## STATED PROBLEM
Below are some records. Pull every line that contains the word "text".

## EXERCISE MATERIALS
────────
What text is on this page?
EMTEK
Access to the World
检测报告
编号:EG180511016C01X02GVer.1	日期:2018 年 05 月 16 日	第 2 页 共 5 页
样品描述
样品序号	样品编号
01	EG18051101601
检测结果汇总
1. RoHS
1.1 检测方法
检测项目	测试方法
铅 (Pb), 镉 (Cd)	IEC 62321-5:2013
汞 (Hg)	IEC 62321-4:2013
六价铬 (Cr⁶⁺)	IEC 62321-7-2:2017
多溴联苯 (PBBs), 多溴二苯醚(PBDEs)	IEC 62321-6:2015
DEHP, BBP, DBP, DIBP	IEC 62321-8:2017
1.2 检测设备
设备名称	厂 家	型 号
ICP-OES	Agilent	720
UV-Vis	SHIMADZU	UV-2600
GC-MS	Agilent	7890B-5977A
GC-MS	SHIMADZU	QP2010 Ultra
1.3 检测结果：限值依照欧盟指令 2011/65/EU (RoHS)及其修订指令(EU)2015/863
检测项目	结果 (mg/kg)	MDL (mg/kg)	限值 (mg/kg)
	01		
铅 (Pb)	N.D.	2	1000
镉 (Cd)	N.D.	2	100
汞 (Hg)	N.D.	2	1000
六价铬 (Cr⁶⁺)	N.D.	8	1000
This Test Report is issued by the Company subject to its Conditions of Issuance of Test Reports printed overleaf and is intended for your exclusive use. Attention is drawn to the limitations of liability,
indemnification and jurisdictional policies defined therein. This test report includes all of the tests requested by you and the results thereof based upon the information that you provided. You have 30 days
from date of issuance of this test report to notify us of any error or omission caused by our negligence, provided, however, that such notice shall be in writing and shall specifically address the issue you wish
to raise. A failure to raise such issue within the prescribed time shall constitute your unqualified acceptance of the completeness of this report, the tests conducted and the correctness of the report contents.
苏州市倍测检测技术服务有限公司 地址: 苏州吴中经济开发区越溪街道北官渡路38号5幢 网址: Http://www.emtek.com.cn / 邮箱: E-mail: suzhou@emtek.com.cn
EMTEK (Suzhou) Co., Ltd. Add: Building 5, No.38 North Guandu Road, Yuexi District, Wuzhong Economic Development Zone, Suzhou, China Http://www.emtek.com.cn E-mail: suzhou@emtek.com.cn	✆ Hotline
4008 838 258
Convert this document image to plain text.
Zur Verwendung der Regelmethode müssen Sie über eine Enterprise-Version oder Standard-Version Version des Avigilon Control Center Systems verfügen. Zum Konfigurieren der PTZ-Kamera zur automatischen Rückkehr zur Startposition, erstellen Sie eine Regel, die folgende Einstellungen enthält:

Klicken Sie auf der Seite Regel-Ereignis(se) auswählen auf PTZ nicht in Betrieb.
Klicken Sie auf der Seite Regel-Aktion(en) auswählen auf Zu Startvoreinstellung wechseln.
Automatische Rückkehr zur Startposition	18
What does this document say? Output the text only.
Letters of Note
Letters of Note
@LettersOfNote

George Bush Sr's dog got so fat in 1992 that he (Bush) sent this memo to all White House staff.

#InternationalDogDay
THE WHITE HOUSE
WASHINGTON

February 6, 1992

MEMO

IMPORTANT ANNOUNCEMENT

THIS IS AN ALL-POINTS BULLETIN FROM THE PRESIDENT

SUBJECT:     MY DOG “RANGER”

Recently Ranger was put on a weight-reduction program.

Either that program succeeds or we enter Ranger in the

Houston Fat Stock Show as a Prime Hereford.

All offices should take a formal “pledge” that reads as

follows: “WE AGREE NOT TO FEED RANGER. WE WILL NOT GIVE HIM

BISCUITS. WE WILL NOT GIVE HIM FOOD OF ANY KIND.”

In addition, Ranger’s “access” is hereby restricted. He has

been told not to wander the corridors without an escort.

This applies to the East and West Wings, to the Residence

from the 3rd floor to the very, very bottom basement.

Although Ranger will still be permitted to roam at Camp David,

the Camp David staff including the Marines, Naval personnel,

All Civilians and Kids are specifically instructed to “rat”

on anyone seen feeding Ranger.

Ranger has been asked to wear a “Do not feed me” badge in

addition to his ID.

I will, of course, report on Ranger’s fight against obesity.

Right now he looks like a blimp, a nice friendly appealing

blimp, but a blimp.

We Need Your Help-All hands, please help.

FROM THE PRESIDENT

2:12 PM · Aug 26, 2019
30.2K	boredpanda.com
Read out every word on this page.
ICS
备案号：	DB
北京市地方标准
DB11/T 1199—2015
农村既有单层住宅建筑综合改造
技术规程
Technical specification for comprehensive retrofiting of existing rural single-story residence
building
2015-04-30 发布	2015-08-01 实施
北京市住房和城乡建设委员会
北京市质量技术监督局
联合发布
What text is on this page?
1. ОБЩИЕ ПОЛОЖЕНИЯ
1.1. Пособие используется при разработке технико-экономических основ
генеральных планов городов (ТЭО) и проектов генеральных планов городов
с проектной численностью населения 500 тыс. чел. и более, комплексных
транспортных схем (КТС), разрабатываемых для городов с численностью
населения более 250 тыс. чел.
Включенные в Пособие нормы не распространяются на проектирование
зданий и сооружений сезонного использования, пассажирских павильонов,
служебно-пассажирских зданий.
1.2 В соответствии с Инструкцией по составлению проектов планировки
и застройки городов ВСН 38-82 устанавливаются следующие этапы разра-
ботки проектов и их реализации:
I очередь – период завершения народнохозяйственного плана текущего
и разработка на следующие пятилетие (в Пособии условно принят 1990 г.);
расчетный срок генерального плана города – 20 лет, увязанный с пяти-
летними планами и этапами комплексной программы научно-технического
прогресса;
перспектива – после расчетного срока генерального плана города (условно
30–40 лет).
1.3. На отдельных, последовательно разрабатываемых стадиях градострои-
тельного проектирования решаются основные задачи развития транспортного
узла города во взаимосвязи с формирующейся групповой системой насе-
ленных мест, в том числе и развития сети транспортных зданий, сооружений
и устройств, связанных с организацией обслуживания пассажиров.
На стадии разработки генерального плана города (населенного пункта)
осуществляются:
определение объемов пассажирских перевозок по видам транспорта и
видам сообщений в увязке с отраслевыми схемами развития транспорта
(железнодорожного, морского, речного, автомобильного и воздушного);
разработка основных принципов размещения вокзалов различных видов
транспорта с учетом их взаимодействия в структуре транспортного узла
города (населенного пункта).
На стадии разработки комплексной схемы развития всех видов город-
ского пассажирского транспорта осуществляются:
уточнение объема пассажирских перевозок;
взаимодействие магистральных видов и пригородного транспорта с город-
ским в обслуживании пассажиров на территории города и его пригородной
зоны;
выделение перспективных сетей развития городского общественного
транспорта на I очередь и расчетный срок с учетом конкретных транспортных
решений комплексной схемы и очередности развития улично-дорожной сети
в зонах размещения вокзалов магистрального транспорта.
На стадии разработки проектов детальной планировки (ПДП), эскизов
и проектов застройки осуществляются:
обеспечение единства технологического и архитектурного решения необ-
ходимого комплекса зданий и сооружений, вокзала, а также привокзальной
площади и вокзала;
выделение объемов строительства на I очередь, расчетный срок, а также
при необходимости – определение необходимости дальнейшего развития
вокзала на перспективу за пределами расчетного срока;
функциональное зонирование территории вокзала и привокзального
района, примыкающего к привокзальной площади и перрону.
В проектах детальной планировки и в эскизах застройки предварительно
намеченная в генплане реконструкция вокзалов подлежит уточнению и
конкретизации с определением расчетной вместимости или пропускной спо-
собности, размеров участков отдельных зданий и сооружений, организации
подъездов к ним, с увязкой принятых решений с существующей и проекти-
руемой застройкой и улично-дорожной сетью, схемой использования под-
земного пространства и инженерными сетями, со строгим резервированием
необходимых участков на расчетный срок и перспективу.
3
────────
## COMPLETED EXERCISE
What text is on this page?
Convert this document image to plain text.
What does this document say? Output the text only.
What text is on this page?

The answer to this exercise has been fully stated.